_Requirement_.
Show all lines from the listing below that contain "plaies".

_Input data_.

## start

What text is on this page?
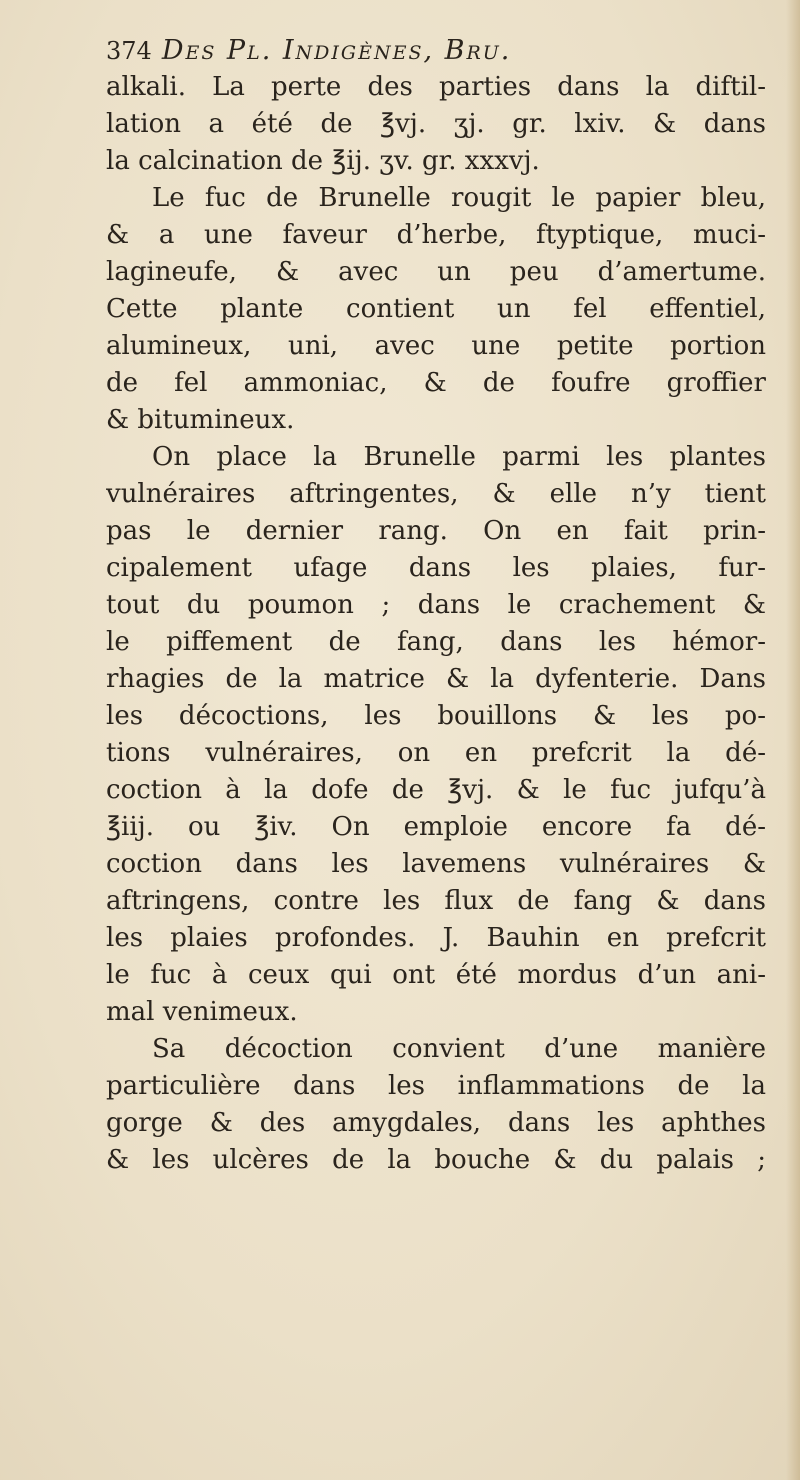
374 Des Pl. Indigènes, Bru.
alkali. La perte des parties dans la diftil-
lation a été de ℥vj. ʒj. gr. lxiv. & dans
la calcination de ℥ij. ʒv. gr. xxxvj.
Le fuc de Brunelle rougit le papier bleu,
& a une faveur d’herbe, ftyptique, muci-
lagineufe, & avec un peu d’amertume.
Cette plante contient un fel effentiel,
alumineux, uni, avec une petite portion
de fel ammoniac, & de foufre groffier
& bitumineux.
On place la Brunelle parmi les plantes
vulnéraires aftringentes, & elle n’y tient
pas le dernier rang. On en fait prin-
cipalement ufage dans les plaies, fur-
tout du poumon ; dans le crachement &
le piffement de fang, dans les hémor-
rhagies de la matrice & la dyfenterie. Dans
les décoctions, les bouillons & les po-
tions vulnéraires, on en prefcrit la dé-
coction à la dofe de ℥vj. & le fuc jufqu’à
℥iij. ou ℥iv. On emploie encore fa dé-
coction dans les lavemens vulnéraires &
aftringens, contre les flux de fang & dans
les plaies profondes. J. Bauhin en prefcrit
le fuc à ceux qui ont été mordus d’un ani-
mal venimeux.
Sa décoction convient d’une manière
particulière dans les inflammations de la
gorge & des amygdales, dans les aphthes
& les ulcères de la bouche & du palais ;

## end

_Reply to the task_.
cipalement ufage dans les plaies, fur-
les plaies profondes. J. Bauhin en prefcrit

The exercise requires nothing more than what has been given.